- [WRITTEN INSTRUCTION] Look for the line containing "Transcribe this image's" in the listing below. Retype that line and every subsequent line through the last one, and only those.

(Collected data entries)
===
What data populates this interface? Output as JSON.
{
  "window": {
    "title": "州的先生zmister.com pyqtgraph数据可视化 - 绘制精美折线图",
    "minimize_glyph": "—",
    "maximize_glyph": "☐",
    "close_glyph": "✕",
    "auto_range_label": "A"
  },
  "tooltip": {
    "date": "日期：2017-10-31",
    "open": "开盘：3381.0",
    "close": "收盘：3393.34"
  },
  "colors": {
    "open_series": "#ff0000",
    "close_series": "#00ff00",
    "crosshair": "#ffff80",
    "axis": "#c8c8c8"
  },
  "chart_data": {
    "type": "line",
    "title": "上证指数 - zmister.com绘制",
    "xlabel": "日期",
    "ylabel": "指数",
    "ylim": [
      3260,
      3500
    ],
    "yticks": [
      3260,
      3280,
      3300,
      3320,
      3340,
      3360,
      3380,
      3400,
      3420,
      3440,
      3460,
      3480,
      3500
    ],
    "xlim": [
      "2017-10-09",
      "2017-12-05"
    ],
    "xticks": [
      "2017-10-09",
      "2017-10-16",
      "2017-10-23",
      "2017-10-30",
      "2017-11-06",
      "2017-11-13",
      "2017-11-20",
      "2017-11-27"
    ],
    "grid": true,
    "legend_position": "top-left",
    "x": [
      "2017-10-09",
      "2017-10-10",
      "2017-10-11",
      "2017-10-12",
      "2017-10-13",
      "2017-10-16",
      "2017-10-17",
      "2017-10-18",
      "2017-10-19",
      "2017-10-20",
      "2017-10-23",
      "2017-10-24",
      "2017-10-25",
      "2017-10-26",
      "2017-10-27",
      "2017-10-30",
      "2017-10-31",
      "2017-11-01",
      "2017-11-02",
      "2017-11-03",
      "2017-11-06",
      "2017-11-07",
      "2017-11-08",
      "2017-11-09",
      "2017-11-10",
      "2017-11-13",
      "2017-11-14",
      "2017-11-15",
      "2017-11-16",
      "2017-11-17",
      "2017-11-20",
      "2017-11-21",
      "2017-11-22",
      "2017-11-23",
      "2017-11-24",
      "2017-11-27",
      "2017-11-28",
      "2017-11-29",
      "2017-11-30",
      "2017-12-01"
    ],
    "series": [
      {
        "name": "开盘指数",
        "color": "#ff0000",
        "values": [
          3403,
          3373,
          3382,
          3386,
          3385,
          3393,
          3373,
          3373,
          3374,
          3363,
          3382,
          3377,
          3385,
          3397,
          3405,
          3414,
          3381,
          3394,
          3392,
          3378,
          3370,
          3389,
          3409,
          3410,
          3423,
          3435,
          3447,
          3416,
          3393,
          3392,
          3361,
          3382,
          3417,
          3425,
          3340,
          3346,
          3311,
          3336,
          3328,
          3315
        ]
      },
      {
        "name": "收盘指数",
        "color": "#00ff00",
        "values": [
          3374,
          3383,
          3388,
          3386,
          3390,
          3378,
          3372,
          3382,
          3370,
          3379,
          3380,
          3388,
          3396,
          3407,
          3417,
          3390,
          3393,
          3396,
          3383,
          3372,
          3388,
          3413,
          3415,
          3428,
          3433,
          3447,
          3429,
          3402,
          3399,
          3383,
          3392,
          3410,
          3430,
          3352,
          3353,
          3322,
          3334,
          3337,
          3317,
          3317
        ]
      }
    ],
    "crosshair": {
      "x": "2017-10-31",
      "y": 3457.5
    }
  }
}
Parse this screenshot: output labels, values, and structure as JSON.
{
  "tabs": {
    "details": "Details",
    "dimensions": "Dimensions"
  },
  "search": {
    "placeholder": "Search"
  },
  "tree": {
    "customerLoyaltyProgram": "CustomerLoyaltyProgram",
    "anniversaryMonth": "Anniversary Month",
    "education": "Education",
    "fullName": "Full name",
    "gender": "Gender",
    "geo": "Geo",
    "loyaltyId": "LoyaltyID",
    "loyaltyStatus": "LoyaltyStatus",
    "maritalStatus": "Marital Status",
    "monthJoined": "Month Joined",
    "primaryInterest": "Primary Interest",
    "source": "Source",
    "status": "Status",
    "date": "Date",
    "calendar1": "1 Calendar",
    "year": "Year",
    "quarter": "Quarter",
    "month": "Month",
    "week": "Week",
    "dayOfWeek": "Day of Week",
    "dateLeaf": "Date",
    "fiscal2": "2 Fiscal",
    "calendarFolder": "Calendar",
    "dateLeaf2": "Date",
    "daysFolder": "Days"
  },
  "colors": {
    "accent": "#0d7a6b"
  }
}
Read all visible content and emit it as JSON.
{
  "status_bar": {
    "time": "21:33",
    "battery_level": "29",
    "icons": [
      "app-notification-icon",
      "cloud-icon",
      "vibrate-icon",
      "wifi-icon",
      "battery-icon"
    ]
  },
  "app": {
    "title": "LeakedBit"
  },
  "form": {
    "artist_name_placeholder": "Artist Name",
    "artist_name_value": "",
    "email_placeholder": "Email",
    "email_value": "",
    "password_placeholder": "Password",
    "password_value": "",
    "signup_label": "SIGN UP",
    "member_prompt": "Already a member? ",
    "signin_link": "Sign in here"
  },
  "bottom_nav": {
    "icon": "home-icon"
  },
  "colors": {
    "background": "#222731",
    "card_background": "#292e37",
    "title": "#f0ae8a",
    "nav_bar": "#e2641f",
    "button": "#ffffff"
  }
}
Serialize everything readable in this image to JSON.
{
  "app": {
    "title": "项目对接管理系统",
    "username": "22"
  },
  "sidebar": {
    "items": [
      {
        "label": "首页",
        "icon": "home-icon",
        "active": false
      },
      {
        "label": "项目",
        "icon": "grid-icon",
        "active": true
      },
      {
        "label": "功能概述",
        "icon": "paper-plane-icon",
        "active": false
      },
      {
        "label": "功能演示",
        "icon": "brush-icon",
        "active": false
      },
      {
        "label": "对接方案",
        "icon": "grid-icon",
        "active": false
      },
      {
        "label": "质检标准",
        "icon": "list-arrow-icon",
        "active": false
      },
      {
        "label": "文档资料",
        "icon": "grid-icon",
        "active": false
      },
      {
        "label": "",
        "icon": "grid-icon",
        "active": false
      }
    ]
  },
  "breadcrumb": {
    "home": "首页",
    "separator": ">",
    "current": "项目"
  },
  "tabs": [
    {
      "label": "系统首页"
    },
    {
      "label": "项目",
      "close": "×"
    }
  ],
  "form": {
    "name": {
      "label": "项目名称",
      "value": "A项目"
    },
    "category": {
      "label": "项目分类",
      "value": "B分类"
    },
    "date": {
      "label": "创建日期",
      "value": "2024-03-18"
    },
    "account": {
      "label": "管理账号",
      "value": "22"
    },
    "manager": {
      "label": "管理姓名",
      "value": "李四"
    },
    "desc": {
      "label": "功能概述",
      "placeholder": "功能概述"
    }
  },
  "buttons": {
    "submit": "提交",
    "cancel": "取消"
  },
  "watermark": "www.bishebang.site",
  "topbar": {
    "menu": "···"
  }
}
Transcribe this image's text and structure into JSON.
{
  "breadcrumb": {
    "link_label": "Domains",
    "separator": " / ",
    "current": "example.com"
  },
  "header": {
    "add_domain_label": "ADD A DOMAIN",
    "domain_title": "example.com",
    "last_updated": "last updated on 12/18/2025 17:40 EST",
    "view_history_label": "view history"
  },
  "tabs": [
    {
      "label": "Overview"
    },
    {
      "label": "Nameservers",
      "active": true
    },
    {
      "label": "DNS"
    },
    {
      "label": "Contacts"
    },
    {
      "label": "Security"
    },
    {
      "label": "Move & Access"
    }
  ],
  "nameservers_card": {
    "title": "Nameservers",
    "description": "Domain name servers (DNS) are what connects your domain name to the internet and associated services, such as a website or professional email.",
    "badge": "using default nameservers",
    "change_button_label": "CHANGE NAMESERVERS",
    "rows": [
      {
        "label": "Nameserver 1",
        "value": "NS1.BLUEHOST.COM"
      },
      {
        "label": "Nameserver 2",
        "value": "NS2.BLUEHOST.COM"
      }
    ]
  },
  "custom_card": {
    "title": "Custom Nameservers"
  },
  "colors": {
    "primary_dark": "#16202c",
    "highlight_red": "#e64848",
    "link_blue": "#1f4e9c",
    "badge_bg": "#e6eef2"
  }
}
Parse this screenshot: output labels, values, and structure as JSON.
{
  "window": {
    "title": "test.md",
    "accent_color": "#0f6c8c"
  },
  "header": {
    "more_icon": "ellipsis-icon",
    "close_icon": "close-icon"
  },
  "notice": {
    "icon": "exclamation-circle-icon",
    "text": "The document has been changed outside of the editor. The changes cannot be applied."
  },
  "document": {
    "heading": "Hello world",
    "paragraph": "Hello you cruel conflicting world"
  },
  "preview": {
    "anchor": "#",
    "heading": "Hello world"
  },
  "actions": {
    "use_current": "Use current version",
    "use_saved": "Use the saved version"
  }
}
===
- [COMPLETE OUTPUT]
Transcribe this image's text and structure into JSON.
{
  "breadcrumb": {
    "link_label": "Domains",
    "separator": " / ",
    "current": "example.com"
  },
  "header": {
    "add_domain_label": "ADD A DOMAIN",
    "domain_title": "example.com",
    "last_updated": "last updated on 12/18/2025 17:40 EST",
    "view_history_label": "view history"
  },
  "tabs": [
    {
      "label": "Overview"
    },
    {
      "label": "Nameservers",
      "active": true
    },
    {
      "label": "DNS"
    },
    {
      "label": "Contacts"
    },
    {
      "label": "Security"
    },
    {
      "label": "Move & Access"
    }
  ],
  "nameservers_card": {
    "title": "Nameservers",
    "description": "Domain name servers (DNS) are what connects your domain name to the internet and associated services, such as a website or professional email.",
    "badge": "using default nameservers",
    "change_button_label": "CHANGE NAMESERVERS",
    "rows": [
      {
        "label": "Nameserver 1",
        "value": "NS1.BLUEHOST.COM"
      },
      {
        "label": "Nameserver 2",
        "value": "NS2.BLUEHOST.COM"
      }
    ]
  },
  "custom_card": {
    "title": "Custom Nameservers"
  },
  "colors": {
    "primary_dark": "#16202c",
    "highlight_red": "#e64848",
    "link_blue": "#1f4e9c",
    "badge_bg": "#e6eef2"
  }
}
Parse this screenshot: output labels, values, and structure as JSON.
{
  "window": {
    "title": "test.md",
    "accent_color": "#0f6c8c"
  },
  "header": {
    "more_icon": "ellipsis-icon",
    "close_icon": "close-icon"
  },
  "notice": {
    "icon": "exclamation-circle-icon",
    "text": "The document has been changed outside of the editor. The changes cannot be applied."
  },
  "document": {
    "heading": "Hello world",
    "paragraph": "Hello you cruel conflicting world"
  },
  "preview": {
    "anchor": "#",
    "heading": "Hello world"
  },
  "actions": {
    "use_current": "Use current version",
    "use_saved": "Use the saved version"
  }
}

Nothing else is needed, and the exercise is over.